Data about app and page elements:
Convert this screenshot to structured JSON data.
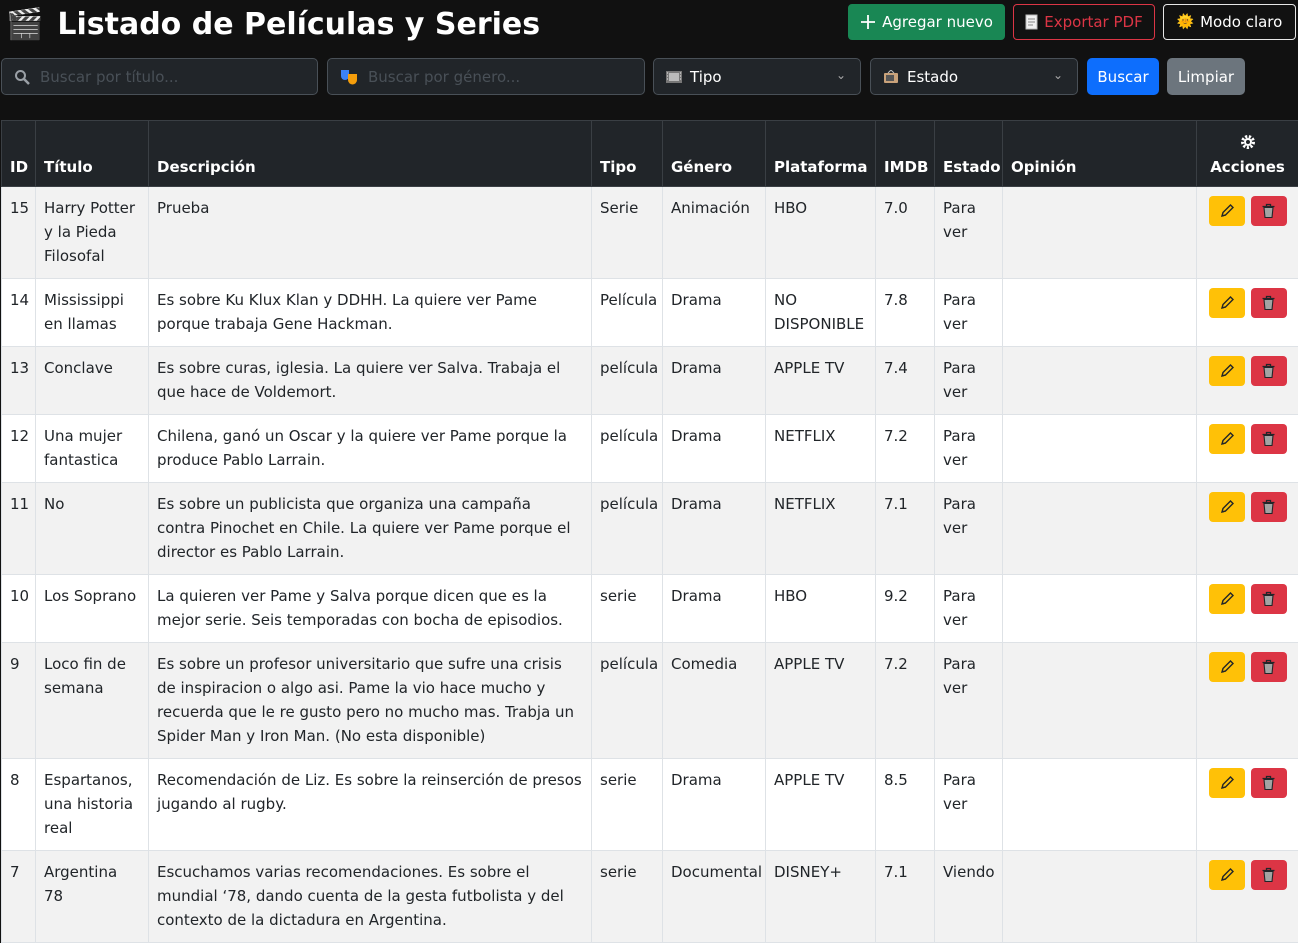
{
  "header": {
    "title_icon": "🎬",
    "title": "Listado de Películas y Series",
    "add_label": "Agregar nuevo",
    "pdf_label": "Exportar PDF",
    "mode_icon": "🌞",
    "mode_label": "Modo claro"
  },
  "filters": {
    "search_placeholder": "Buscar por título...",
    "genre_placeholder": "Buscar por género...",
    "tipo_label": "Tipo",
    "estado_label": "Estado",
    "buscar_label": "Buscar",
    "limpiar_label": "Limpiar"
  },
  "table": {
    "columns": [
      "ID",
      "Título",
      "Descripción",
      "Tipo",
      "Género",
      "Plataforma",
      "IMDB",
      "Estado",
      "Opinión",
      "Acciones"
    ],
    "rows": [
      {
        "id": "15",
        "titulo": "Harry Potter y la Pieda Filosofal",
        "descripcion": "Prueba",
        "tipo": "Serie",
        "genero": "Animación",
        "plataforma": "HBO",
        "imdb": "7.0",
        "estado": "Para ver",
        "opinion": ""
      },
      {
        "id": "14",
        "titulo": "Mississippi en llamas",
        "descripcion": "Es sobre Ku Klux Klan y DDHH. La quiere ver Pame porque trabaja Gene Hackman.",
        "tipo": "Película",
        "genero": "Drama",
        "plataforma": "NO DISPONIBLE",
        "imdb": "7.8",
        "estado": "Para ver",
        "opinion": ""
      },
      {
        "id": "13",
        "titulo": "Conclave",
        "descripcion": "Es sobre curas, iglesia. La quiere ver Salva. Trabaja el que hace de Voldemort.",
        "tipo": "película",
        "genero": "Drama",
        "plataforma": "APPLE TV",
        "imdb": "7.4",
        "estado": "Para ver",
        "opinion": ""
      },
      {
        "id": "12",
        "titulo": "Una mujer fantastica",
        "descripcion": "Chilena, ganó un Oscar y la quiere ver Pame porque la produce Pablo Larrain.",
        "tipo": "película",
        "genero": "Drama",
        "plataforma": "NETFLIX",
        "imdb": "7.2",
        "estado": "Para ver",
        "opinion": ""
      },
      {
        "id": "11",
        "titulo": "No",
        "descripcion": "Es sobre un publicista que organiza una campaña contra Pinochet en Chile. La quiere ver Pame porque el director es Pablo Larrain.",
        "tipo": "película",
        "genero": "Drama",
        "plataforma": "NETFLIX",
        "imdb": "7.1",
        "estado": "Para ver",
        "opinion": ""
      },
      {
        "id": "10",
        "titulo": "Los Soprano",
        "descripcion": "La quieren ver Pame y Salva porque dicen que es la mejor serie. Seis temporadas con bocha de episodios.",
        "tipo": "serie",
        "genero": "Drama",
        "plataforma": "HBO",
        "imdb": "9.2",
        "estado": "Para ver",
        "opinion": ""
      },
      {
        "id": "9",
        "titulo": "Loco fin de semana",
        "descripcion": "Es sobre un profesor universitario que sufre una crisis de inspiracion o algo asi. Pame la vio hace mucho y recuerda que le re gusto pero no mucho mas. Trabja un Spider Man y Iron Man. (No esta disponible)",
        "tipo": "película",
        "genero": "Comedia",
        "plataforma": "APPLE TV",
        "imdb": "7.2",
        "estado": "Para ver",
        "opinion": ""
      },
      {
        "id": "8",
        "titulo": "Espartanos, una historia real",
        "descripcion": "Recomendación de Liz. Es sobre la reinserción de presos jugando al rugby.",
        "tipo": "serie",
        "genero": "Drama",
        "plataforma": "APPLE TV",
        "imdb": "8.5",
        "estado": "Para ver",
        "opinion": ""
      },
      {
        "id": "7",
        "titulo": "Argentina 78",
        "descripcion": "Escuchamos varias recomendaciones. Es sobre el mundial ‘78, dando cuenta de la gesta futbolista y del contexto de la dictadura en Argentina.",
        "tipo": "serie",
        "genero": "Documental",
        "plataforma": "DISNEY+",
        "imdb": "7.1",
        "estado": "Viendo",
        "opinion": ""
      }
    ]
  },
  "colors": {
    "background": "#111111",
    "success": "#198754",
    "danger": "#dc3545",
    "primary": "#0d6efd",
    "secondary": "#6c757d",
    "warning": "#ffc107"
  },
  "icons": {
    "title": "clapperboard-icon",
    "add": "plus-icon",
    "pdf": "document-icon",
    "mode": "sun-icon",
    "search": "magnifier-icon",
    "genre": "theater-masks-icon",
    "tipo": "film-strip-icon",
    "estado": "tv-icon",
    "actions_header": "gear-icon",
    "edit": "pencil-icon",
    "delete": "trash-icon"
  }
}
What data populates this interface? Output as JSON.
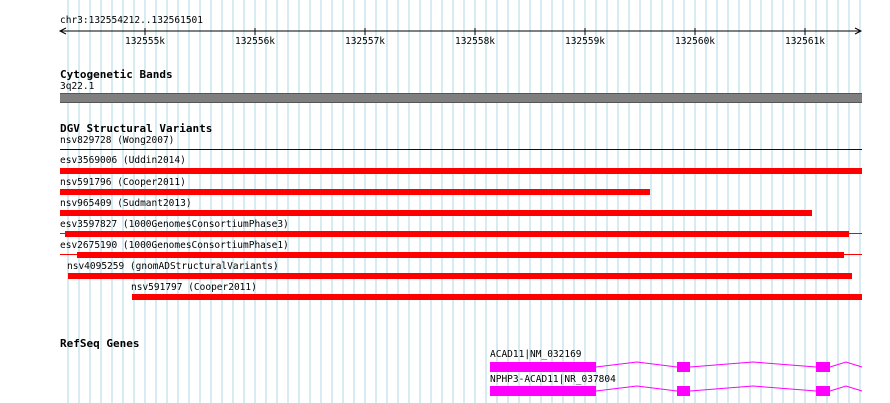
{
  "ruler": {
    "location": "chr3:132554212..132561501",
    "ticks": [
      "132555k",
      "132556k",
      "132557k",
      "132558k",
      "132559k",
      "132560k",
      "132561k"
    ]
  },
  "cytoband": {
    "title": "Cytogenetic Bands",
    "band_label": "3q22.1"
  },
  "dgv": {
    "title": "DGV Structural Variants",
    "variants": [
      {
        "label": "nsv829728 (Wong2007)"
      },
      {
        "label": "esv3569006 (Uddin2014)"
      },
      {
        "label": "nsv591796 (Cooper2011)"
      },
      {
        "label": "nsv965409 (Sudmant2013)"
      },
      {
        "label": "esv3597827 (1000GenomesConsortiumPhase3)"
      },
      {
        "label": "esv2675190 (1000GenomesConsortiumPhase1)"
      },
      {
        "label": "nsv4095259 (gnomADStructuralVariants)"
      },
      {
        "label": "nsv591797 (Cooper2011)"
      }
    ]
  },
  "refseq": {
    "title": "RefSeq Genes",
    "genes": [
      {
        "label": "ACAD11|NM_032169"
      },
      {
        "label": "NPHP3-ACAD11|NR_037804"
      }
    ]
  },
  "colors": {
    "variant": "#ff0000",
    "gene": "#ff00ff",
    "grid": "#add8e6",
    "band": "#7f7f7f"
  }
}
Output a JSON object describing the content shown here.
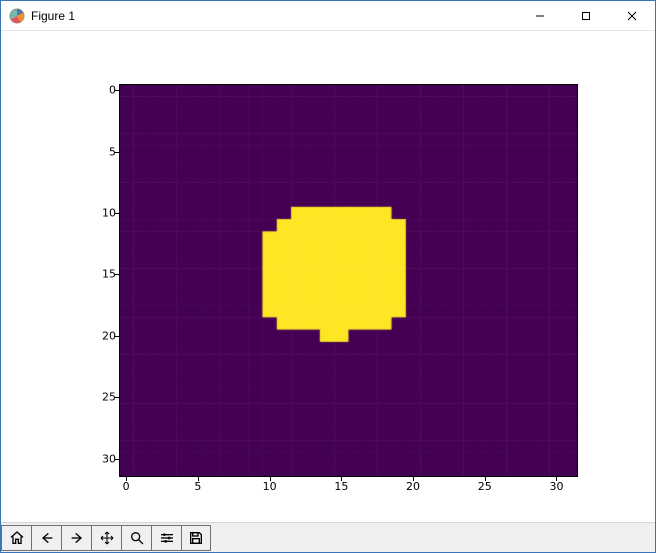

### Problem statement
Scan the entries and show every line in which the word "porque" is found.

### Response below
        "descripcion": "Es sobre Ku Klux Klan y DDHH. La quiere ver Pame porque trabaja Gene Hackman.",
        "descripcion": "Chilena, ganó un Oscar y la quiere ver Pame porque la produce Pablo Larrain.",
        "descripcion": "Es sobre un publicista que organiza una campaña contra Pinochet en Chile. La quiere ver Pame porque el director es Pablo Larrain.",
        "descripcion": "La quieren ver Pame y Salva porque dicen que es la mejor serie. Seis temporadas con bocha de episodios.",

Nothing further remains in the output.